[Stored records]
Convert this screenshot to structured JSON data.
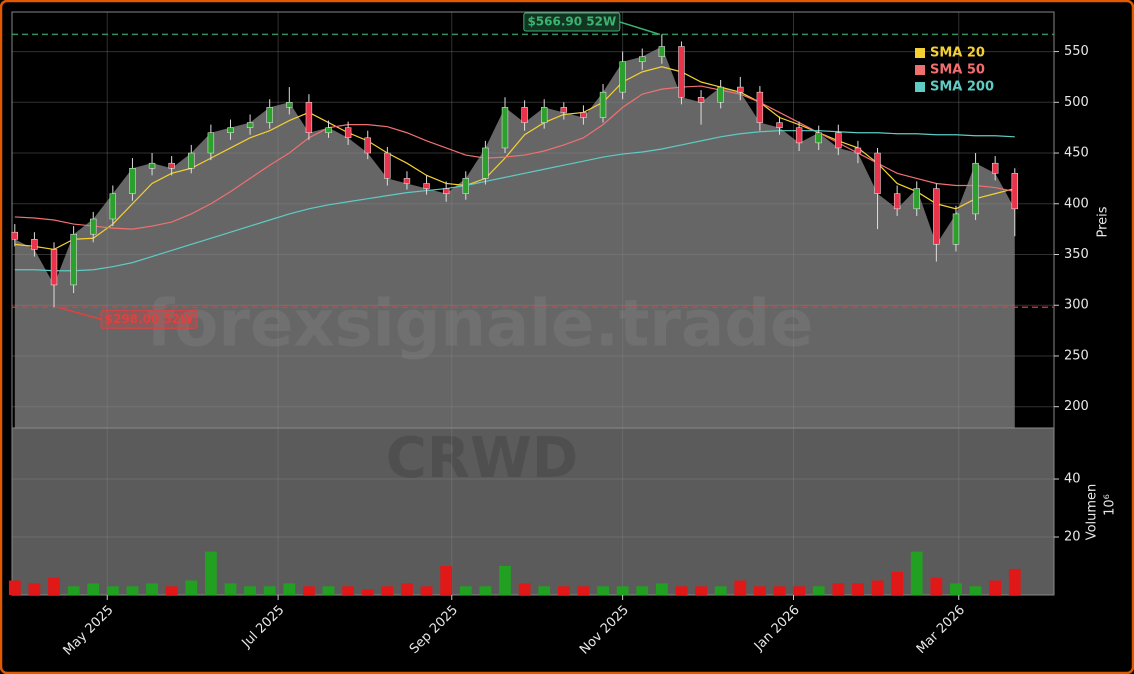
{
  "chart_data": [
    {
      "type": "candlestick",
      "watermark": "forexsignale.trade",
      "y_label": "Preis",
      "x": [
        -33,
        -26,
        -19,
        -12,
        -5,
        2,
        9,
        16,
        23,
        30,
        37,
        44,
        51,
        58,
        65,
        72,
        79,
        86,
        93,
        100,
        107,
        114,
        121,
        128,
        135,
        142,
        149,
        156,
        163,
        170,
        177,
        184,
        191,
        198,
        205,
        212,
        219,
        226,
        233,
        240,
        247,
        254,
        261,
        268,
        275,
        282,
        289,
        296,
        303,
        310,
        317,
        324
      ],
      "open": [
        372,
        365,
        355,
        320,
        370,
        385,
        410,
        435,
        440,
        435,
        450,
        470,
        475,
        480,
        495,
        500,
        470,
        475,
        465,
        450,
        425,
        420,
        415,
        410,
        425,
        455,
        495,
        480,
        495,
        490,
        485,
        510,
        540,
        545,
        555,
        505,
        500,
        515,
        510,
        480,
        475,
        460,
        470,
        455,
        450,
        410,
        395,
        415,
        360,
        390,
        440,
        430
      ],
      "high": [
        380,
        372,
        362,
        378,
        392,
        418,
        445,
        450,
        447,
        458,
        478,
        483,
        488,
        503,
        515,
        508,
        482,
        481,
        472,
        456,
        432,
        428,
        422,
        432,
        462,
        505,
        502,
        503,
        500,
        497,
        518,
        550,
        553,
        566.9,
        560,
        512,
        522,
        525,
        516,
        486,
        481,
        477,
        478,
        462,
        455,
        418,
        422,
        420,
        398,
        450,
        447,
        435
      ],
      "low": [
        358,
        348,
        298,
        312,
        362,
        378,
        403,
        428,
        428,
        430,
        443,
        463,
        468,
        474,
        488,
        463,
        465,
        458,
        444,
        418,
        414,
        409,
        402,
        404,
        419,
        450,
        472,
        474,
        483,
        478,
        480,
        503,
        532,
        538,
        498,
        478,
        494,
        502,
        472,
        468,
        452,
        453,
        448,
        440,
        375,
        388,
        388,
        343,
        353,
        384,
        423,
        368
      ],
      "close": [
        365,
        355,
        320,
        370,
        385,
        410,
        435,
        440,
        435,
        450,
        470,
        475,
        480,
        495,
        500,
        470,
        475,
        465,
        450,
        425,
        420,
        415,
        410,
        425,
        455,
        495,
        480,
        495,
        490,
        485,
        510,
        540,
        545,
        555,
        505,
        500,
        515,
        510,
        480,
        475,
        460,
        470,
        455,
        450,
        410,
        395,
        415,
        360,
        390,
        440,
        430,
        395
      ],
      "up_color": "#2ca02c",
      "down_color": "#e8334a",
      "area_color": "#666666",
      "series": [
        {
          "name": "SMA 20",
          "color": "#f5d033",
          "values": [
            360,
            358,
            355,
            365,
            366,
            380,
            400,
            420,
            430,
            435,
            445,
            455,
            465,
            472,
            482,
            490,
            480,
            470,
            462,
            450,
            440,
            428,
            420,
            418,
            425,
            445,
            468,
            480,
            488,
            490,
            500,
            520,
            530,
            535,
            530,
            520,
            515,
            510,
            500,
            485,
            478,
            470,
            462,
            455,
            440,
            420,
            412,
            400,
            395,
            405,
            410,
            415
          ]
        },
        {
          "name": "SMA 50",
          "color": "#f07070",
          "values": [
            387,
            386,
            384,
            380,
            378,
            376,
            375,
            378,
            382,
            390,
            400,
            412,
            425,
            438,
            450,
            465,
            475,
            478,
            478,
            476,
            470,
            462,
            455,
            448,
            445,
            446,
            448,
            452,
            458,
            465,
            478,
            495,
            508,
            513,
            515,
            516,
            512,
            508,
            500,
            490,
            480,
            470,
            460,
            450,
            440,
            430,
            425,
            420,
            418,
            418,
            416,
            412
          ]
        },
        {
          "name": "SMA 200",
          "color": "#5ecbc4",
          "values": [
            335,
            335,
            334,
            334,
            335,
            338,
            342,
            348,
            354,
            360,
            366,
            372,
            378,
            384,
            390,
            395,
            399,
            402,
            405,
            408,
            411,
            413,
            415,
            418,
            422,
            426,
            430,
            434,
            438,
            442,
            446,
            449,
            451,
            454,
            458,
            462,
            466,
            469,
            471,
            472,
            472,
            472,
            471,
            470,
            470,
            469,
            469,
            468,
            468,
            467,
            467,
            466
          ]
        }
      ],
      "hlines": [
        {
          "value": 566.9,
          "label": "$566.90 52W",
          "color": "#3cb371"
        },
        {
          "value": 298,
          "label": "$298.00 52W",
          "color": "#e04040"
        }
      ],
      "xlim": [
        -34,
        338
      ],
      "ylim": [
        179,
        589
      ],
      "yticks": [
        200,
        250,
        300,
        350,
        400,
        450,
        500,
        550
      ],
      "grid": true,
      "legend": "upper right"
    },
    {
      "type": "bar",
      "watermark": "CRWD",
      "y_label": "Volumen",
      "y_exponent": "10⁶",
      "x": [
        -33,
        -26,
        -19,
        -12,
        -5,
        2,
        9,
        16,
        23,
        30,
        37,
        44,
        51,
        58,
        65,
        72,
        79,
        86,
        93,
        100,
        107,
        114,
        121,
        128,
        135,
        142,
        149,
        156,
        163,
        170,
        177,
        184,
        191,
        198,
        205,
        212,
        219,
        226,
        233,
        240,
        247,
        254,
        261,
        268,
        275,
        282,
        289,
        296,
        303,
        310,
        317,
        324
      ],
      "values": [
        5,
        4,
        6,
        3,
        4,
        3,
        3,
        4,
        3,
        5,
        15,
        4,
        3,
        3,
        4,
        3,
        3,
        3,
        2,
        3,
        4,
        3,
        10,
        3,
        3,
        10,
        4,
        3,
        3,
        3,
        3,
        3,
        3,
        4,
        3,
        3,
        3,
        5,
        3,
        3,
        3,
        3,
        4,
        4,
        5,
        8,
        15,
        6,
        4,
        3,
        5,
        9
      ],
      "up_color": "#22a022",
      "down_color": "#e01818",
      "xlim": [
        -34,
        338
      ],
      "ylim": [
        0,
        57.6
      ],
      "yticks": [
        20,
        40
      ],
      "xticks": [
        {
          "value": 0,
          "label": "May 2025"
        },
        {
          "value": 61,
          "label": "Jul 2025"
        },
        {
          "value": 123,
          "label": "Sep 2025"
        },
        {
          "value": 184,
          "label": "Nov 2025"
        },
        {
          "value": 245,
          "label": "Jan 2026"
        },
        {
          "value": 304,
          "label": "Mar 2026"
        }
      ],
      "grid": true
    }
  ]
}
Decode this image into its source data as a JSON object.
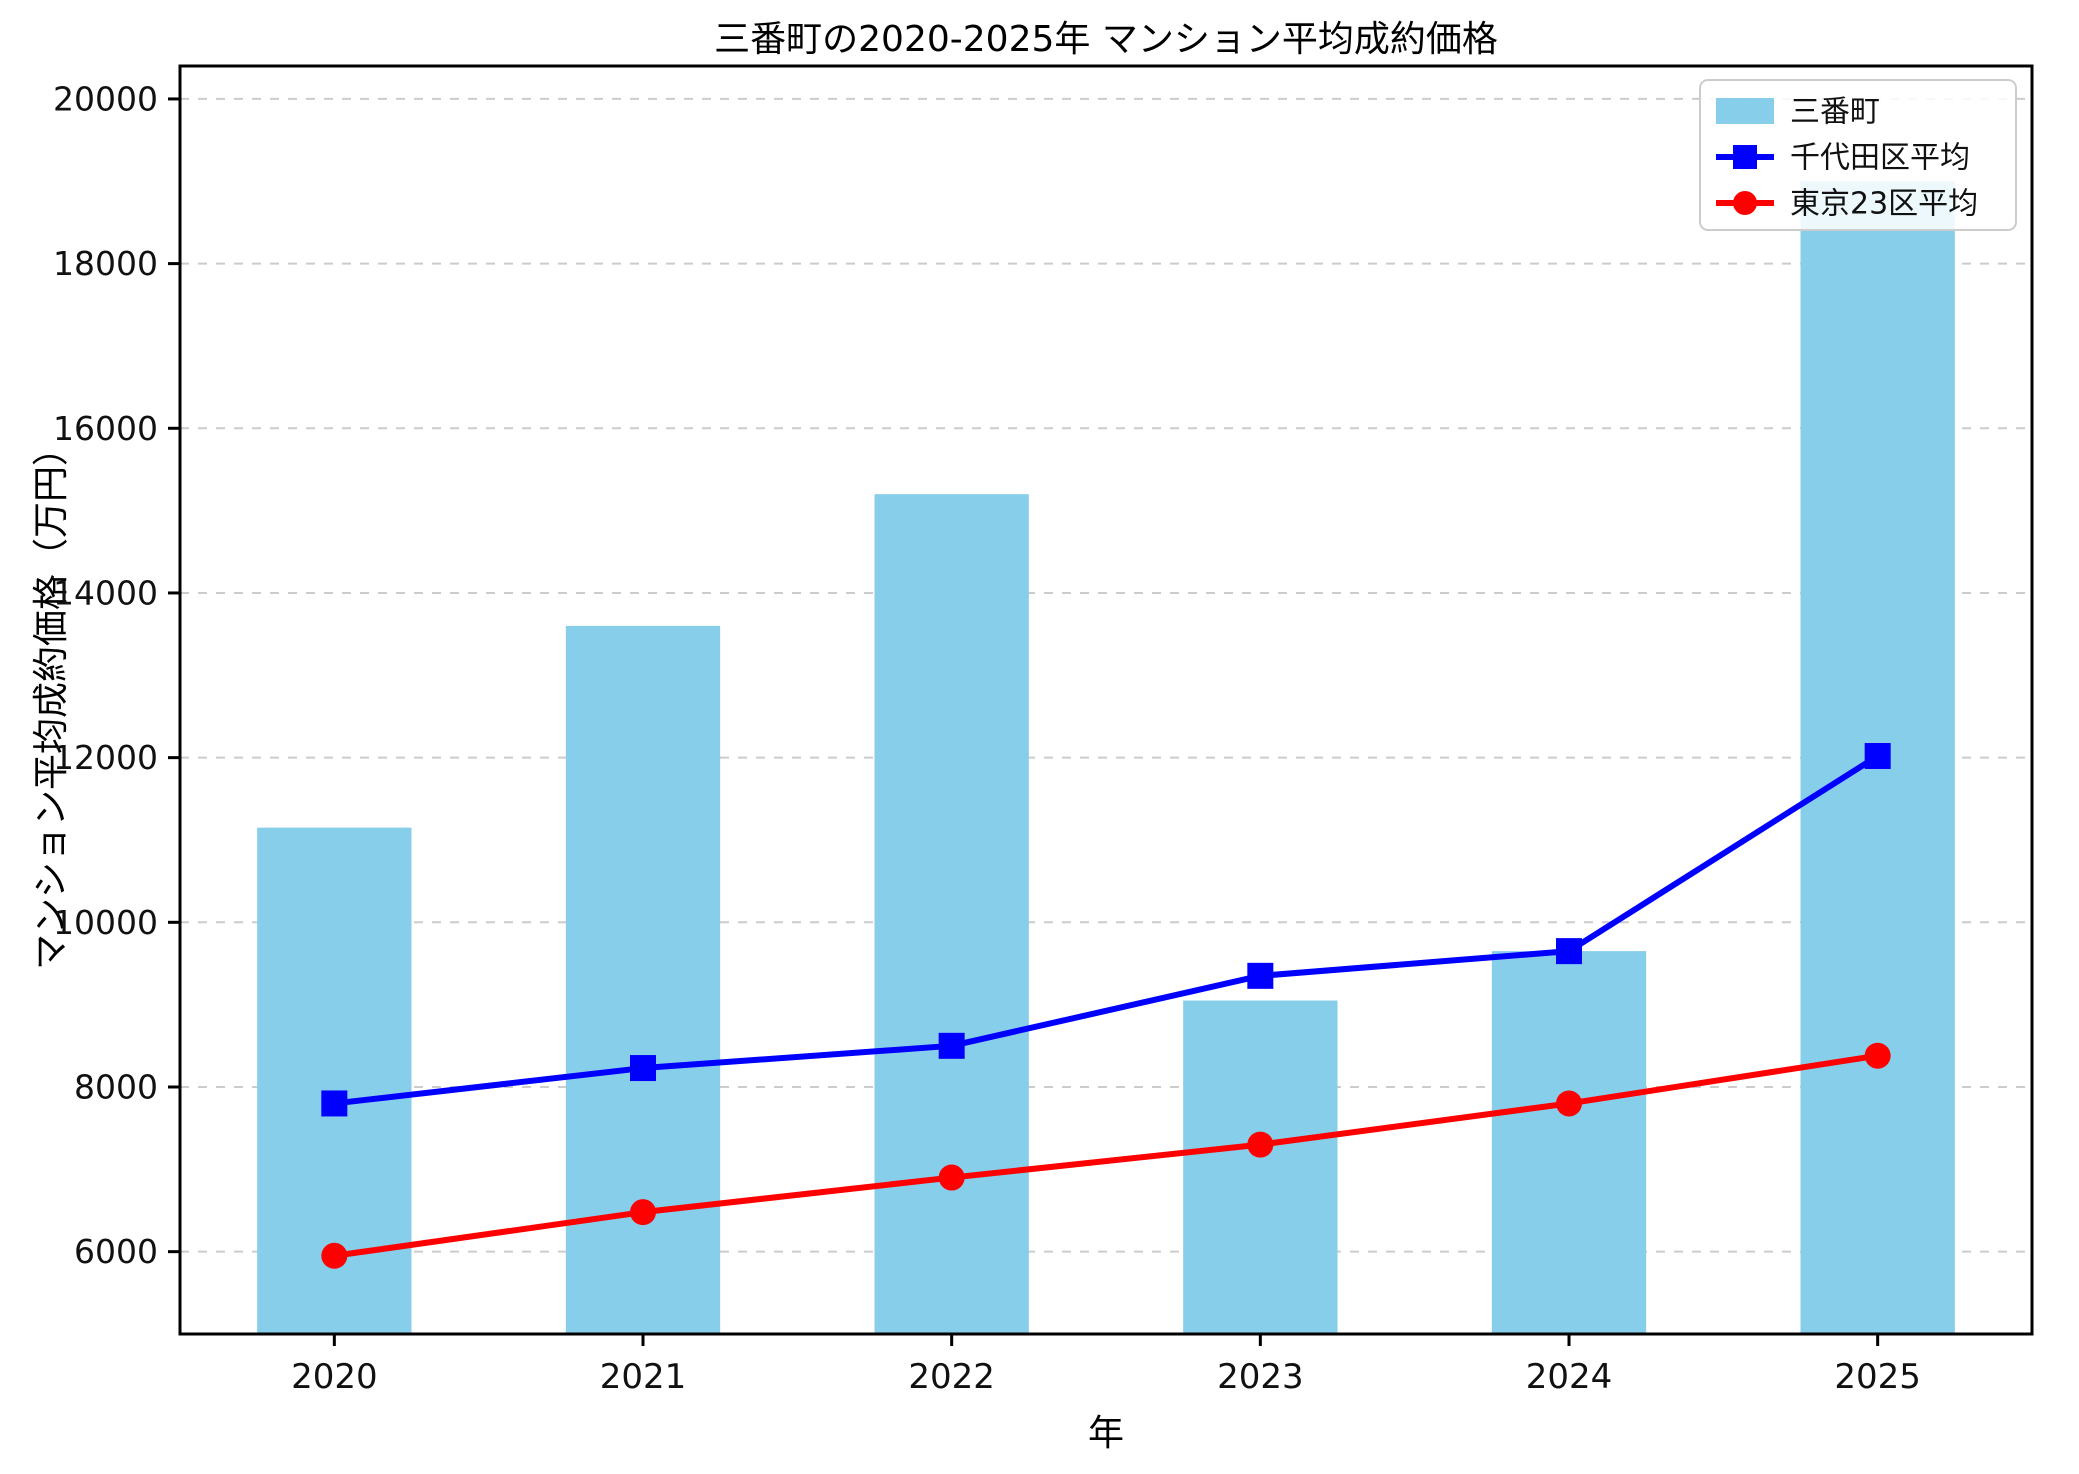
{
  "chart_data": {
    "type": "bar",
    "title": "三番町の2020-2025年 マンション平均成約価格",
    "xlabel": "年",
    "ylabel": "マンション平均成約価格（万円）",
    "categories": [
      "2020",
      "2021",
      "2022",
      "2023",
      "2024",
      "2025"
    ],
    "series": [
      {
        "name": "三番町",
        "type": "bar",
        "color": "#87CEEB",
        "values": [
          11150,
          13600,
          15200,
          9050,
          9650,
          19000
        ]
      },
      {
        "name": "千代田区平均",
        "type": "line",
        "marker": "square",
        "color": "#0000FF",
        "values": [
          7800,
          8230,
          8500,
          9350,
          9650,
          12020
        ]
      },
      {
        "name": "東京23区平均",
        "type": "line",
        "marker": "circle",
        "color": "#FF0000",
        "values": [
          5950,
          6480,
          6900,
          7300,
          7800,
          8380
        ]
      }
    ],
    "ylim": [
      5000,
      20400
    ],
    "yticks": [
      6000,
      8000,
      10000,
      12000,
      14000,
      16000,
      18000,
      20000
    ],
    "grid": true,
    "grid_color": "#cccccc",
    "axis_color": "#000000",
    "text_color": "#111111",
    "background_color": "#ffffff",
    "legend_position": "upper right",
    "legend": [
      "三番町",
      "千代田区平均",
      "東京23区平均"
    ]
  }
}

Short problem>
Gather each line that holds "upper".

Solution to this task>
      "legend": "upper right"
    "legend_position": "upper right",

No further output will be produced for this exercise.